Extracted records

>> begin

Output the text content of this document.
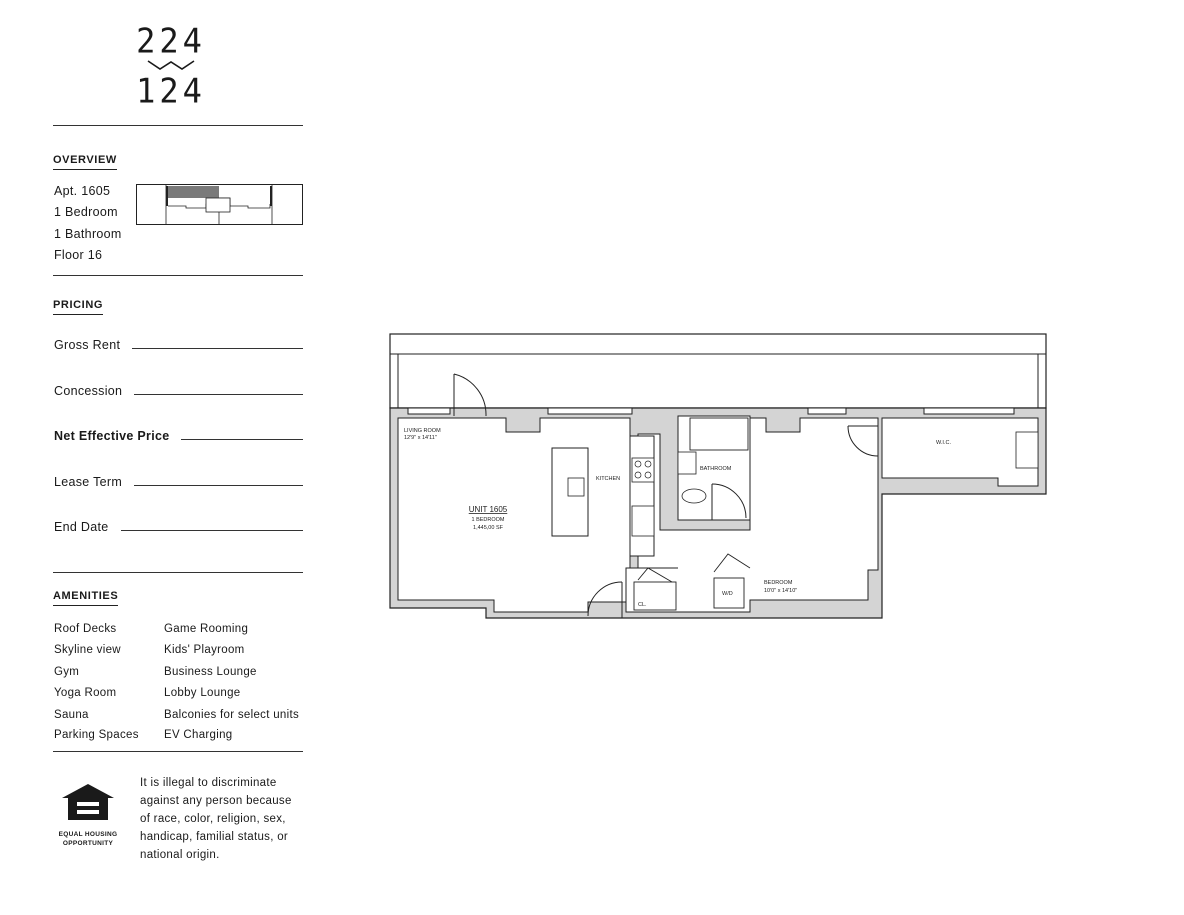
224
124
OVERVIEW
Apt. 1605
1 Bedroom
1 Bathroom
Floor 16
PRICING
Gross Rent
Concession
Net Effective Price
Lease Term
End Date
AMENITIES
Roof Decks
Skyline view
Gym
Yoga Room
Sauna
Parking Spaces
Game Rooming
Kids' Playroom
Business Lounge
Lobby Lounge
Balconies for select units
EV Charging
EQUAL HOUSING
OPPORTUNITY
It is illegal to discriminate against any person because of race, color, religion, sex, handicap, familial status, or national origin.
LIVING ROOM
12'9" x 14'11"
UNIT 1605
1 BEDROOM
1,445,00 SF
KITCHEN
BATHROOM
BEDROOM
10'0" x 14'10"
W.I.C.
CL.
W/D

>> end

_Required work:_
Transcribe the material exactly, keeping every word and none of the pictures.

_Response to the exercise:_
Output the text content of this document.
224
124
OVERVIEW
Apt. 1605
1 Bedroom
1 Bathroom
Floor 16
PRICING
Gross Rent
Concession
Net Effective Price
Lease Term
End Date
AMENITIES
Roof Decks
Skyline view
Gym
Yoga Room
Sauna
Parking Spaces
Game Rooming
Kids' Playroom
Business Lounge
Lobby Lounge
Balconies for select units
EV Charging
EQUAL HOUSING
OPPORTUNITY
It is illegal to discriminate against any person because of race, color, religion, sex, handicap, familial status, or national origin.
LIVING ROOM
12'9" x 14'11"
UNIT 1605
1 BEDROOM
1,445,00 SF
KITCHEN
BATHROOM
BEDROOM
10'0" x 14'10"
W.I.C.
CL.
W/D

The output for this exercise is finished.